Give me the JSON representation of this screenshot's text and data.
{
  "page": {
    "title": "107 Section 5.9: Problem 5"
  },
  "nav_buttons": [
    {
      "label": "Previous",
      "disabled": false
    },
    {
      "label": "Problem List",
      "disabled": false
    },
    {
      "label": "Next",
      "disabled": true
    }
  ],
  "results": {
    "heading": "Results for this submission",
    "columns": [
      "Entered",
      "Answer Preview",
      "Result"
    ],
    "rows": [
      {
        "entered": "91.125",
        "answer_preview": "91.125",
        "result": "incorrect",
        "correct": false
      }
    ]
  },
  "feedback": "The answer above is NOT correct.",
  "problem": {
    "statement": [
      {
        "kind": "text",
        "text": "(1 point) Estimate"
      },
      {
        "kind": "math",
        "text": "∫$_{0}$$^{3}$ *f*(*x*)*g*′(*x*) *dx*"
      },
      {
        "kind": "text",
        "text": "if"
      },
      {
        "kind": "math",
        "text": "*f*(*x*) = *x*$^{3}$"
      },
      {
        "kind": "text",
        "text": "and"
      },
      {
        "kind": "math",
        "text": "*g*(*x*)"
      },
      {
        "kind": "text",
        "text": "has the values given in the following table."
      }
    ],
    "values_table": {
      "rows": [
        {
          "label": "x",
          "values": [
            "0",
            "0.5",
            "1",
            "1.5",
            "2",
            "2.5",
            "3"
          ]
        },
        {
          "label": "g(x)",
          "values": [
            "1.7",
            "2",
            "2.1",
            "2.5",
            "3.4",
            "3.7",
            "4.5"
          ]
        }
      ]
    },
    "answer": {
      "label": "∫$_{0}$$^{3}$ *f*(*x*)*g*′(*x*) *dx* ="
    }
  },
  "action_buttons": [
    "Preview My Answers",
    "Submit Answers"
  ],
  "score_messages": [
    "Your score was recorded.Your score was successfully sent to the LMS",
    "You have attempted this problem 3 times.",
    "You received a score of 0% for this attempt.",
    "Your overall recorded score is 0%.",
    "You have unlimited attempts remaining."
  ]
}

····················

**Required work:** Retype the data in full and match it exactly.

**Final answer:**
Give me the JSON representation of this screenshot's text and data.
{
  "page": {
    "title": "107 Section 5.9: Problem 5"
  },
  "nav_buttons": [
    {
      "label": "Previous",
      "disabled": false
    },
    {
      "label": "Problem List",
      "disabled": false
    },
    {
      "label": "Next",
      "disabled": true
    }
  ],
  "results": {
    "heading": "Results for this submission",
    "columns": [
      "Entered",
      "Answer Preview",
      "Result"
    ],
    "rows": [
      {
        "entered": "91.125",
        "answer_preview": "91.125",
        "result": "incorrect",
        "correct": false
      }
    ]
  },
  "feedback": "The answer above is NOT correct.",
  "problem": {
    "statement": [
      {
        "kind": "text",
        "text": "(1 point) Estimate"
      },
      {
        "kind": "math",
        "text": "∫$_{0}$$^{3}$ *f*(*x*)*g*′(*x*) *dx*"
      },
      {
        "kind": "text",
        "text": "if"
      },
      {
        "kind": "math",
        "text": "*f*(*x*) = *x*$^{3}$"
      },
      {
        "kind": "text",
        "text": "and"
      },
      {
        "kind": "math",
        "text": "*g*(*x*)"
      },
      {
        "kind": "text",
        "text": "has the values given in the following table."
      }
    ],
    "values_table": {
      "rows": [
        {
          "label": "x",
          "values": [
            "0",
            "0.5",
            "1",
            "1.5",
            "2",
            "2.5",
            "3"
          ]
        },
        {
          "label": "g(x)",
          "values": [
            "1.7",
            "2",
            "2.1",
            "2.5",
            "3.4",
            "3.7",
            "4.5"
          ]
        }
      ]
    },
    "answer": {
      "label": "∫$_{0}$$^{3}$ *f*(*x*)*g*′(*x*) *dx* ="
    }
  },
  "action_buttons": [
    "Preview My Answers",
    "Submit Answers"
  ],
  "score_messages": [
    "Your score was recorded.Your score was successfully sent to the LMS",
    "You have attempted this problem 3 times.",
    "You received a score of 0% for this attempt.",
    "Your overall recorded score is 0%.",
    "You have unlimited attempts remaining."
  ]
}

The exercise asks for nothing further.